• **Problem to work on**
What is the number of lines holding the word "pouvez"? Write that number and nothing else.
-- Start Supplied information --
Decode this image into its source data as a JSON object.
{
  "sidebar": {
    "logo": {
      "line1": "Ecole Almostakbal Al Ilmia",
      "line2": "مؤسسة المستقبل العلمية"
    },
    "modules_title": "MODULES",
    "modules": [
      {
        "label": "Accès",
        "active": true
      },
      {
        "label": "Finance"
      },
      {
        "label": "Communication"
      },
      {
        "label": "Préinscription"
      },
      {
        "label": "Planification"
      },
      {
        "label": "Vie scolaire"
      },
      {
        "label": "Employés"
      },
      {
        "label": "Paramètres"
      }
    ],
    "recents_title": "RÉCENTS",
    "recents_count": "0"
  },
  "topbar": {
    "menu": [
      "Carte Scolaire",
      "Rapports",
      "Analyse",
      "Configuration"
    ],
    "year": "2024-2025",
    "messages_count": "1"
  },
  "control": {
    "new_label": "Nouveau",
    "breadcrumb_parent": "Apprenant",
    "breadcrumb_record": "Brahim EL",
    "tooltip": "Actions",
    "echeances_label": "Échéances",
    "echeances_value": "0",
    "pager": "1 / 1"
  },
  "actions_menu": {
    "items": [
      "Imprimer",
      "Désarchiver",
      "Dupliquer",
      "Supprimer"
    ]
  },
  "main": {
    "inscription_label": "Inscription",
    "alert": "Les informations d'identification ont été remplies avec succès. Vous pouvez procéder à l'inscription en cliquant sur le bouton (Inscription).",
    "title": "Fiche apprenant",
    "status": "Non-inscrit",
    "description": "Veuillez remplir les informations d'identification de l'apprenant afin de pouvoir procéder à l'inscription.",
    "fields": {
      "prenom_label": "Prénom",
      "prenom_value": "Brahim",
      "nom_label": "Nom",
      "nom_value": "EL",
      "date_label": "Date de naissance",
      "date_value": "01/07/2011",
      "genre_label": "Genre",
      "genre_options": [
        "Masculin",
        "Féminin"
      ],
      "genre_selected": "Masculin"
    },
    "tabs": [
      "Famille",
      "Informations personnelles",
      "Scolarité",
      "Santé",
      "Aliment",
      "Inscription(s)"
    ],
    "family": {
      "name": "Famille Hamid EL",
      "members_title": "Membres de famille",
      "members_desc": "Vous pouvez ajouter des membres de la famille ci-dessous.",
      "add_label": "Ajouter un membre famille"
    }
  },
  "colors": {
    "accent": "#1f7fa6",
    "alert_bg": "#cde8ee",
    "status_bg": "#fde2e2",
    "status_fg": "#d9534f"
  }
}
-- End Supplied information --
• **Result**
2